What is asked: Print every one of the records below word for word, with nothing changed, added, or left out.

Records shown:
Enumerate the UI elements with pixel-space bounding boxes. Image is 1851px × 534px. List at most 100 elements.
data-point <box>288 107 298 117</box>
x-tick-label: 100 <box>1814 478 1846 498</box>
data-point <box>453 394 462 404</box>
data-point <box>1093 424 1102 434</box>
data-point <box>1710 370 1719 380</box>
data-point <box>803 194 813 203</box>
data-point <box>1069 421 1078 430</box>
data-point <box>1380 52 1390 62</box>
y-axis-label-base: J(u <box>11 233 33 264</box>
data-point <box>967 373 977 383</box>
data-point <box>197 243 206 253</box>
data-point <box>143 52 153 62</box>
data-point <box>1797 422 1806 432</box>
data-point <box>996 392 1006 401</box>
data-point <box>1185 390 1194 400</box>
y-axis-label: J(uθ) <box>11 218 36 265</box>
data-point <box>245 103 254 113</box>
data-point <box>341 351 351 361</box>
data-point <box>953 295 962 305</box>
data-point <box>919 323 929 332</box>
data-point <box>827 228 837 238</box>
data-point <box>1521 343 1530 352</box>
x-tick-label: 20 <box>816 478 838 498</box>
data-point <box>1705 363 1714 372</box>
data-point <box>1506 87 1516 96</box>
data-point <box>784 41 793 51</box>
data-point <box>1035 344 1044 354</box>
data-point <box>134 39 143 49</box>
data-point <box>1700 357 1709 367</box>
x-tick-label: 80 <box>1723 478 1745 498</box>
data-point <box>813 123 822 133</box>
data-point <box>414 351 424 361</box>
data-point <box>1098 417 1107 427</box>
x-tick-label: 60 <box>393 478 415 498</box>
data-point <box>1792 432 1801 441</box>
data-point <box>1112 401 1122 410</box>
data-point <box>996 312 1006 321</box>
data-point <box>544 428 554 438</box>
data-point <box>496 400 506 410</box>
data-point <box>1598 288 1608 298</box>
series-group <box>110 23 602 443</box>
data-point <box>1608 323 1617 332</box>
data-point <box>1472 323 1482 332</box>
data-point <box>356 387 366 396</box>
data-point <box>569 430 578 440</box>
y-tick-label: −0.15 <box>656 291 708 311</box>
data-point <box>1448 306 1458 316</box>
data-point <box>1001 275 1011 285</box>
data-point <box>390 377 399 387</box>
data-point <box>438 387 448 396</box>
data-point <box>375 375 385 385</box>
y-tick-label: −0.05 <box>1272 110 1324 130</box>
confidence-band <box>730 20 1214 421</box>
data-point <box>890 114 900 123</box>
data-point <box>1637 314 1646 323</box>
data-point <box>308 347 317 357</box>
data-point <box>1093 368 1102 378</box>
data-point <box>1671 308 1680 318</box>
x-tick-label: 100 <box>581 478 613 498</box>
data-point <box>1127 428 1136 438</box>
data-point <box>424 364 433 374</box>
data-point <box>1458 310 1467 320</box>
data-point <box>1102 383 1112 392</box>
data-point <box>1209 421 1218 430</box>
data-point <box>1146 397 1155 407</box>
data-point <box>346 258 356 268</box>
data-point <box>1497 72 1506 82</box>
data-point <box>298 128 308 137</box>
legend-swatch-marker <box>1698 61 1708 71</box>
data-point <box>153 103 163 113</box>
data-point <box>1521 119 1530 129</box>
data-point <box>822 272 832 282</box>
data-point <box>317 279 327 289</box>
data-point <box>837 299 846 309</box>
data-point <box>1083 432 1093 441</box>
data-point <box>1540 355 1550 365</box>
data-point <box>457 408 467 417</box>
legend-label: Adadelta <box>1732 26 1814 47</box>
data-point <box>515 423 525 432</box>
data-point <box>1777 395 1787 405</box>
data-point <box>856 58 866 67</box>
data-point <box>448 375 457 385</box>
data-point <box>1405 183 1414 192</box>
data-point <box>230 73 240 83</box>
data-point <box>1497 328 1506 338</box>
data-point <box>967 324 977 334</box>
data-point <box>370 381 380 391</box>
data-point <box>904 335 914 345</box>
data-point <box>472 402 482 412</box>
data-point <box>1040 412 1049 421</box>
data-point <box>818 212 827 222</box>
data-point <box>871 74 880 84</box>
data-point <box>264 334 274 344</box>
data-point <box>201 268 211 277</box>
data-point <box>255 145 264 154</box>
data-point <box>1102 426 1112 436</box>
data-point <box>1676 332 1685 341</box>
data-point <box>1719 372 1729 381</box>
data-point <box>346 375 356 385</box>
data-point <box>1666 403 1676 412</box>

Written solution:
Enumerate the UI elements with pixel-space bounding boxes. Image is 1851px × 534px. List at most 100 elements.
data-point <box>288 107 298 117</box>
x-tick-label: 100 <box>1814 478 1846 498</box>
data-point <box>453 394 462 404</box>
data-point <box>1093 424 1102 434</box>
data-point <box>1710 370 1719 380</box>
data-point <box>803 194 813 203</box>
data-point <box>1069 421 1078 430</box>
data-point <box>1380 52 1390 62</box>
y-axis-label-base: J(u <box>11 233 33 264</box>
data-point <box>967 373 977 383</box>
data-point <box>197 243 206 253</box>
data-point <box>143 52 153 62</box>
data-point <box>1797 422 1806 432</box>
data-point <box>996 392 1006 401</box>
data-point <box>1185 390 1194 400</box>
y-axis-label: J(uθ) <box>11 218 36 265</box>
data-point <box>245 103 254 113</box>
data-point <box>341 351 351 361</box>
data-point <box>953 295 962 305</box>
data-point <box>919 323 929 332</box>
data-point <box>827 228 837 238</box>
data-point <box>1521 343 1530 352</box>
x-tick-label: 20 <box>816 478 838 498</box>
data-point <box>1705 363 1714 372</box>
data-point <box>1506 87 1516 96</box>
data-point <box>784 41 793 51</box>
data-point <box>1035 344 1044 354</box>
data-point <box>134 39 143 49</box>
data-point <box>1700 357 1709 367</box>
x-tick-label: 80 <box>1723 478 1745 498</box>
data-point <box>813 123 822 133</box>
data-point <box>414 351 424 361</box>
data-point <box>1098 417 1107 427</box>
x-tick-label: 60 <box>393 478 415 498</box>
data-point <box>1792 432 1801 441</box>
data-point <box>1112 401 1122 410</box>
data-point <box>996 312 1006 321</box>
data-point <box>544 428 554 438</box>
data-point <box>496 400 506 410</box>
data-point <box>1598 288 1608 298</box>
series-group <box>110 23 602 443</box>
data-point <box>1608 323 1617 332</box>
data-point <box>1472 323 1482 332</box>
data-point <box>356 387 366 396</box>
data-point <box>569 430 578 440</box>
y-tick-label: −0.15 <box>656 291 708 311</box>
data-point <box>1448 306 1458 316</box>
data-point <box>1001 275 1011 285</box>
data-point <box>390 377 399 387</box>
data-point <box>438 387 448 396</box>
data-point <box>375 375 385 385</box>
y-tick-label: −0.05 <box>1272 110 1324 130</box>
confidence-band <box>730 20 1214 421</box>
data-point <box>890 114 900 123</box>
data-point <box>1637 314 1646 323</box>
data-point <box>308 347 317 357</box>
data-point <box>1093 368 1102 378</box>
data-point <box>1671 308 1680 318</box>
x-tick-label: 100 <box>581 478 613 498</box>
data-point <box>1127 428 1136 438</box>
data-point <box>424 364 433 374</box>
data-point <box>1458 310 1467 320</box>
data-point <box>1102 383 1112 392</box>
data-point <box>1209 421 1218 430</box>
data-point <box>1146 397 1155 407</box>
data-point <box>346 258 356 268</box>
data-point <box>1497 72 1506 82</box>
data-point <box>298 128 308 137</box>
legend-swatch-marker <box>1698 61 1708 71</box>
data-point <box>153 103 163 113</box>
data-point <box>1521 119 1530 129</box>
data-point <box>822 272 832 282</box>
data-point <box>317 279 327 289</box>
data-point <box>837 299 846 309</box>
data-point <box>1083 432 1093 441</box>
data-point <box>1540 355 1550 365</box>
data-point <box>457 408 467 417</box>
legend-label: Adadelta <box>1732 26 1814 47</box>
data-point <box>515 423 525 432</box>
data-point <box>1777 395 1787 405</box>
data-point <box>856 58 866 67</box>
data-point <box>448 375 457 385</box>
data-point <box>1405 183 1414 192</box>
data-point <box>230 73 240 83</box>
data-point <box>1497 328 1506 338</box>
data-point <box>967 324 977 334</box>
data-point <box>370 381 380 391</box>
data-point <box>904 335 914 345</box>
data-point <box>472 402 482 412</box>
data-point <box>1040 412 1049 421</box>
data-point <box>818 212 827 222</box>
data-point <box>871 74 880 84</box>
data-point <box>264 334 274 344</box>
data-point <box>201 268 211 277</box>
data-point <box>255 145 264 154</box>
data-point <box>1102 426 1112 436</box>
data-point <box>1676 332 1685 341</box>
data-point <box>1719 372 1729 381</box>
data-point <box>346 375 356 385</box>
data-point <box>1666 403 1676 412</box>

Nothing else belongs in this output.